What to work on: Repeat the data that follows, word for word, without the images.

** begin Provided material **

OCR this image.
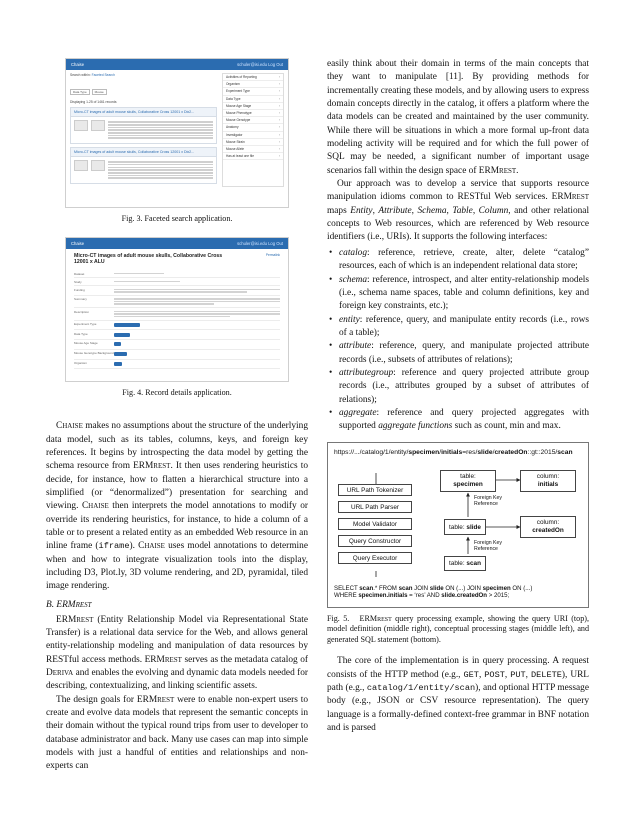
Chaise	schuler@isi.edu Log Out
Search within: Faceted Search
Data Type	Mouse
Displaying 1-25 of 1461 records
Micro-CT images of adult mouse skulls, Collaborative Cross 12001 x Dix2...
Micro-CT images of adult mouse skulls, Collaborative Cross 12001 x Dix2...
Activities of Reporting	›
Organism	›
Experiment Type	›
Data Type	›
Mouse Age Stage	›
Mouse Phenotype	›
Mouse Genotype	›
Anatomy	›
Investigator	›
Mouse Strain	›
Mouse Allele	›
Has at least one file	›
Fig. 3. Faceted search application.
Chaise	schuler@isi.edu Log Out
Micro-CT images of adult mouse skulls, Collaborative Cross 12001 x ALU
Permalink
Dataset
Study
Funding
Summary
Description
Experiment Type
Data Type
Mouse Age Stage
Mouse Genotype Background
Organism
Fig. 4. Record details application.

Chaise makes no assumptions about the structure of the underlying data model, such as its tables, columns, keys, and foreign key references. It begins by introspecting the data model by getting the schema resource from ERMrest. It then uses rendering heuristics to decide, for instance, how to flatten a hierarchical structure into a simplified (or “denormalized”) presentation for searching and viewing. Chaise then interprets the model annotations to modify or override its rendering heuristics, for instance, to hide a column of a table or to present a related entity as an embedded Web resource in an inline frame (iframe). Chaise uses model annotations to determine when and how to integrate visualization tools into the display, including D3, Plot.ly, 3D volume rendering, and 2D, pyramidal, tiled image rendering.

B. ERMrest

ERMrest (Entity Relationship Model via Representational State Transfer) is a relational data service for the Web, and allows general entity-relationship modeling and manipulation of data resources by RESTful access methods. ERMrest serves as the metadata catalog of Deriva and enables the evolving and dynamic data models needed for describing, contextualizing, and linking scientific assets.

The design goals for ERMrest were to enable non-expert users to create and evolve data models that represent the semantic concepts in their domain without the typical round trips from user to developer to database administrator and back. Many use cases can map into simple models with just a handful of entities and relationships and non-experts can

easily think about their domain in terms of the main concepts that they want to manipulate [11]. By providing methods for incrementally creating these models, and by allowing users to express domain concepts directly in the catalog, it offers a platform where the data models can be created and maintained by the user community. While there will be situations in which a more formal up-front data modeling activity will be required and for which the full power of SQL may be needed, a significant number of important usage scenarios fall within the design space of ERMrest.

Our approach was to develop a service that supports resource manipulation idioms common to RESTful Web services. ERMrest maps Entity, Attribute, Schema, Table, Column, and other relational concepts to Web resources, which are referenced by Web resource identifiers (i.e., URIs). It supports the following interfaces:

• catalog: reference, retrieve, create, alter, delete “catalog” resources, each of which is an independent relational data store;
• schema: reference, introspect, and alter entity-relationship models (i.e., schema name spaces, table and column definitions, key and foreign key constraints, etc.);
• entity: reference, query, and manipulate entity records (i.e., rows of a table);
• attribute: reference, query, and manipulate projected attribute records (i.e., subsets of attributes of relations);
• attributegroup: reference and query projected attribute group records (i.e., attributes grouped by a subset of attributes of relations);
• aggregate: reference and query projected aggregates with supported aggregate functions such as count, min and max.
https://.../catalog/1/entity/specimen/initials=res/slide/createdOn::gt::2015/scan
URL Path Tokenizer
URL Path Parser
Model Validator
Query Constructor
Query Executor
table:
specimen
column:
initials
Foreign Key
Reference
table: slide
column:
createdOn
Foreign Key
Reference
table: scan
SELECT scan.* FROM scan JOIN slide ON (...) JOIN specimen ON (...)
WHERE specimen.initials = ‘res’ AND slide.createdOn > 2015;

Fig. 5. ERMrest query processing example, showing the query URI (top), model definition (middle right), conceptual processing stages (middle left), and generated SQL statement (bottom).

The core of the implementation is in query processing. A request consists of the HTTP method (e.g., GET, POST, PUT, DELETE), URL path (e.g., catalog/1/entity/scan), and optional HTTP message body (e.g., JSON or CSV resource representation). The query language is a formally-defined context-free grammar in BNF notation and is parsed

** end Provided material **

The result:
OCR this image.
Chaise	schuler@isi.edu Log Out
Search within: Faceted Search
Data Type	Mouse
Displaying 1-25 of 1461 records
Micro-CT images of adult mouse skulls, Collaborative Cross 12001 x Dix2...
Micro-CT images of adult mouse skulls, Collaborative Cross 12001 x Dix2...
Activities of Reporting	›
Organism	›
Experiment Type	›
Data Type	›
Mouse Age Stage	›
Mouse Phenotype	›
Mouse Genotype	›
Anatomy	›
Investigator	›
Mouse Strain	›
Mouse Allele	›
Has at least one file	›
Fig. 3. Faceted search application.
Chaise	schuler@isi.edu Log Out
Micro-CT images of adult mouse skulls, Collaborative Cross 12001 x ALU
Permalink
Dataset
Study
Funding
Summary
Description
Experiment Type
Data Type
Mouse Age Stage
Mouse Genotype Background
Organism
Fig. 4. Record details application.

Chaise makes no assumptions about the structure of the underlying data model, such as its tables, columns, keys, and foreign key references. It begins by introspecting the data model by getting the schema resource from ERMrest. It then uses rendering heuristics to decide, for instance, how to flatten a hierarchical structure into a simplified (or “denormalized”) presentation for searching and viewing. Chaise then interprets the model annotations to modify or override its rendering heuristics, for instance, to hide a column of a table or to present a related entity as an embedded Web resource in an inline frame (iframe). Chaise uses model annotations to determine when and how to integrate visualization tools into the display, including D3, Plot.ly, 3D volume rendering, and 2D, pyramidal, tiled image rendering.

B. ERMrest

ERMrest (Entity Relationship Model via Representational State Transfer) is a relational data service for the Web, and allows general entity-relationship modeling and manipulation of data resources by RESTful access methods. ERMrest serves as the metadata catalog of Deriva and enables the evolving and dynamic data models needed for describing, contextualizing, and linking scientific assets.

The design goals for ERMrest were to enable non-expert users to create and evolve data models that represent the semantic concepts in their domain without the typical round trips from user to developer to database administrator and back. Many use cases can map into simple models with just a handful of entities and relationships and non-experts can

easily think about their domain in terms of the main concepts that they want to manipulate [11]. By providing methods for incrementally creating these models, and by allowing users to express domain concepts directly in the catalog, it offers a platform where the data models can be created and maintained by the user community. While there will be situations in which a more formal up-front data modeling activity will be required and for which the full power of SQL may be needed, a significant number of important usage scenarios fall within the design space of ERMrest.

Our approach was to develop a service that supports resource manipulation idioms common to RESTful Web services. ERMrest maps Entity, Attribute, Schema, Table, Column, and other relational concepts to Web resources, which are referenced by Web resource identifiers (i.e., URIs). It supports the following interfaces:

• catalog: reference, retrieve, create, alter, delete “catalog” resources, each of which is an independent relational data store;
• schema: reference, introspect, and alter entity-relationship models (i.e., schema name spaces, table and column definitions, key and foreign key constraints, etc.);
• entity: reference, query, and manipulate entity records (i.e., rows of a table);
• attribute: reference, query, and manipulate projected attribute records (i.e., subsets of attributes of relations);
• attributegroup: reference and query projected attribute group records (i.e., attributes grouped by a subset of attributes of relations);
• aggregate: reference and query projected aggregates with supported aggregate functions such as count, min and max.
https://.../catalog/1/entity/specimen/initials=res/slide/createdOn::gt::2015/scan
URL Path Tokenizer
URL Path Parser
Model Validator
Query Constructor
Query Executor
table:
specimen
column:
initials
Foreign Key
Reference
table: slide
column:
createdOn
Foreign Key
Reference
table: scan
SELECT scan.* FROM scan JOIN slide ON (...) JOIN specimen ON (...)
WHERE specimen.initials = ‘res’ AND slide.createdOn > 2015;

Fig. 5. ERMrest query processing example, showing the query URI (top), model definition (middle right), conceptual processing stages (middle left), and generated SQL statement (bottom).

The core of the implementation is in query processing. A request consists of the HTTP method (e.g., GET, POST, PUT, DELETE), URL path (e.g., catalog/1/entity/scan), and optional HTTP message body (e.g., JSON or CSV resource representation). The query language is a formally-defined context-free grammar in BNF notation and is parsed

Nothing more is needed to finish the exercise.